■ WHAT YOU ARE ASKED TO DO: The exercise asks for every line of the data to be reproduced exactly.
*** INFORMATION PROVIDED
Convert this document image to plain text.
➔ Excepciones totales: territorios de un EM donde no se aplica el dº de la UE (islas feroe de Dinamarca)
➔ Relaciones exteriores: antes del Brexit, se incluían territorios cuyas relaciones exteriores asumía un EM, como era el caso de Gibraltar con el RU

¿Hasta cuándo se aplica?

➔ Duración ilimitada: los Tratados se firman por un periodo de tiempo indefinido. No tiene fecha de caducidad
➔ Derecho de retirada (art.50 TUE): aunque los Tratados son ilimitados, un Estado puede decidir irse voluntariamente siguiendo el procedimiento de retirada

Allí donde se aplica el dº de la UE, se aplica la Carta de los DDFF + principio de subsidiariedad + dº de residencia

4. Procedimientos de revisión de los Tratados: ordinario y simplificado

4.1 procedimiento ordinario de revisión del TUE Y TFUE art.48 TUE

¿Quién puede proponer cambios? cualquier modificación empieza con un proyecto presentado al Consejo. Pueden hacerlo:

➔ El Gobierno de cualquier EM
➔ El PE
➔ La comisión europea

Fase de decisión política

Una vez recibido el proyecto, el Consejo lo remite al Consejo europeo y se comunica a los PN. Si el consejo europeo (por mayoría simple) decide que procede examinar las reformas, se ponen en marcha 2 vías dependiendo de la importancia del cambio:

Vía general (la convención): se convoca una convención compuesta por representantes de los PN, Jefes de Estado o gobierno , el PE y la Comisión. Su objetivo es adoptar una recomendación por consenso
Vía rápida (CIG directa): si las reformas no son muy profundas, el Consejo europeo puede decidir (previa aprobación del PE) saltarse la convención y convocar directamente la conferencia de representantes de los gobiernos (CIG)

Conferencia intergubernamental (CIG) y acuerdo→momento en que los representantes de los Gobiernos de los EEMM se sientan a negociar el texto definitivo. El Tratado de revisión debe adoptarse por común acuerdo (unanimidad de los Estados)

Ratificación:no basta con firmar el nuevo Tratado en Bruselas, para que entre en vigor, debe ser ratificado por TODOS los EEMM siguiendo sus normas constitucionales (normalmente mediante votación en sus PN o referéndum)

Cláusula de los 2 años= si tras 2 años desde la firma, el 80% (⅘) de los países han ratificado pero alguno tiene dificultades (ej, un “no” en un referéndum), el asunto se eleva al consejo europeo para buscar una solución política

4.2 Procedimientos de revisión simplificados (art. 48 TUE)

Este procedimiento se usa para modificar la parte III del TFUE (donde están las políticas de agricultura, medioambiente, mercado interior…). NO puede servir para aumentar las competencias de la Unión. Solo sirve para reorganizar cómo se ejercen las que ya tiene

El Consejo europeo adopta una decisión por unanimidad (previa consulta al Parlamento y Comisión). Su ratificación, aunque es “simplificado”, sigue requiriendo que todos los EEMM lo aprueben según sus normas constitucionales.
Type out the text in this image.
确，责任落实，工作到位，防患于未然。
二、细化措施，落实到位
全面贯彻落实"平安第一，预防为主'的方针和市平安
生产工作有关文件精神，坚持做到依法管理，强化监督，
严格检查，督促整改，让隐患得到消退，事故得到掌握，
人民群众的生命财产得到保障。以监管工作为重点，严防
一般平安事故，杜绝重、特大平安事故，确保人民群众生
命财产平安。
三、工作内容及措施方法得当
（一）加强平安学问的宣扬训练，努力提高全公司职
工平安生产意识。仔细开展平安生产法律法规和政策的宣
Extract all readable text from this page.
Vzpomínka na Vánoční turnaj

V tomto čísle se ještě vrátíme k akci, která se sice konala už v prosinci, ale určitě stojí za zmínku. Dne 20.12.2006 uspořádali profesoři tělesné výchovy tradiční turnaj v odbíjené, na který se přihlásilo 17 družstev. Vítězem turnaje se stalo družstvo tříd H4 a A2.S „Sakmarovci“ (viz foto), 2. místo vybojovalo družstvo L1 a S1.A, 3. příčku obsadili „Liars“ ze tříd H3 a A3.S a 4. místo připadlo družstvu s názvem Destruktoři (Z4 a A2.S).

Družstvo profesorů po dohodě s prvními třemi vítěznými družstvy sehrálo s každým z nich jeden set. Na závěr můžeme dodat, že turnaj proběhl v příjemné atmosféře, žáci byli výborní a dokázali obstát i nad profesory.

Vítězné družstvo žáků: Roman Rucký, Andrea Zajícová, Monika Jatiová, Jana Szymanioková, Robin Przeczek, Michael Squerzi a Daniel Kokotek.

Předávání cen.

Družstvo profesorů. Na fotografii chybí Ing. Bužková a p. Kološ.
******
■ CORRECT RESPONSE:
Convert this document image to plain text.
➔ Excepciones totales: territorios de un EM donde no se aplica el dº de la UE (islas feroe de Dinamarca)
➔ Relaciones exteriores: antes del Brexit, se incluían territorios cuyas relaciones exteriores asumía un EM, como era el caso de Gibraltar con el RU

¿Hasta cuándo se aplica?

➔ Duración ilimitada: los Tratados se firman por un periodo de tiempo indefinido. No tiene fecha de caducidad
➔ Derecho de retirada (art.50 TUE): aunque los Tratados son ilimitados, un Estado puede decidir irse voluntariamente siguiendo el procedimiento de retirada

Allí donde se aplica el dº de la UE, se aplica la Carta de los DDFF + principio de subsidiariedad + dº de residencia

4. Procedimientos de revisión de los Tratados: ordinario y simplificado

4.1 procedimiento ordinario de revisión del TUE Y TFUE art.48 TUE

¿Quién puede proponer cambios? cualquier modificación empieza con un proyecto presentado al Consejo. Pueden hacerlo:

➔ El Gobierno de cualquier EM
➔ El PE
➔ La comisión europea

Fase de decisión política

Una vez recibido el proyecto, el Consejo lo remite al Consejo europeo y se comunica a los PN. Si el consejo europeo (por mayoría simple) decide que procede examinar las reformas, se ponen en marcha 2 vías dependiendo de la importancia del cambio:

Vía general (la convención): se convoca una convención compuesta por representantes de los PN, Jefes de Estado o gobierno , el PE y la Comisión. Su objetivo es adoptar una recomendación por consenso
Vía rápida (CIG directa): si las reformas no son muy profundas, el Consejo europeo puede decidir (previa aprobación del PE) saltarse la convención y convocar directamente la conferencia de representantes de los gobiernos (CIG)

Conferencia intergubernamental (CIG) y acuerdo→momento en que los representantes de los Gobiernos de los EEMM se sientan a negociar el texto definitivo. El Tratado de revisión debe adoptarse por común acuerdo (unanimidad de los Estados)

Ratificación:no basta con firmar el nuevo Tratado en Bruselas, para que entre en vigor, debe ser ratificado por TODOS los EEMM siguiendo sus normas constitucionales (normalmente mediante votación en sus PN o referéndum)

Cláusula de los 2 años= si tras 2 años desde la firma, el 80% (⅘) de los países han ratificado pero alguno tiene dificultades (ej, un “no” en un referéndum), el asunto se eleva al consejo europeo para buscar una solución política

4.2 Procedimientos de revisión simplificados (art. 48 TUE)

Este procedimiento se usa para modificar la parte III del TFUE (donde están las políticas de agricultura, medioambiente, mercado interior…). NO puede servir para aumentar las competencias de la Unión. Solo sirve para reorganizar cómo se ejercen las que ya tiene

El Consejo europeo adopta una decisión por unanimidad (previa consulta al Parlamento y Comisión). Su ratificación, aunque es “simplificado”, sigue requiriendo que todos los EEMM lo aprueben según sus normas constitucionales.
Type out the text in this image.
确，责任落实，工作到位，防患于未然。
二、细化措施，落实到位
全面贯彻落实"平安第一，预防为主'的方针和市平安
生产工作有关文件精神，坚持做到依法管理，强化监督，
严格检查，督促整改，让隐患得到消退，事故得到掌握，
人民群众的生命财产得到保障。以监管工作为重点，严防
一般平安事故，杜绝重、特大平安事故，确保人民群众生
命财产平安。
三、工作内容及措施方法得当
（一）加强平安学问的宣扬训练，努力提高全公司职
工平安生产意识。仔细开展平安生产法律法规和政策的宣
Extract all readable text from this page.
Vzpomínka na Vánoční turnaj

V tomto čísle se ještě vrátíme k akci, která se sice konala už v prosinci, ale určitě stojí za zmínku. Dne 20.12.2006 uspořádali profesoři tělesné výchovy tradiční turnaj v odbíjené, na který se přihlásilo 17 družstev. Vítězem turnaje se stalo družstvo tříd H4 a A2.S „Sakmarovci“ (viz foto), 2. místo vybojovalo družstvo L1 a S1.A, 3. příčku obsadili „Liars“ ze tříd H3 a A3.S a 4. místo připadlo družstvu s názvem Destruktoři (Z4 a A2.S).

Družstvo profesorů po dohodě s prvními třemi vítěznými družstvy sehrálo s každým z nich jeden set. Na závěr můžeme dodat, že turnaj proběhl v příjemné atmosféře, žáci byli výborní a dokázali obstát i nad profesory.

Vítězné družstvo žáků: Roman Rucký, Andrea Zajícová, Monika Jatiová, Jana Szymanioková, Robin Przeczek, Michael Squerzi a Daniel Kokotek.

Předávání cen.

Družstvo profesorů. Na fotografii chybí Ing. Bužková a p. Kološ.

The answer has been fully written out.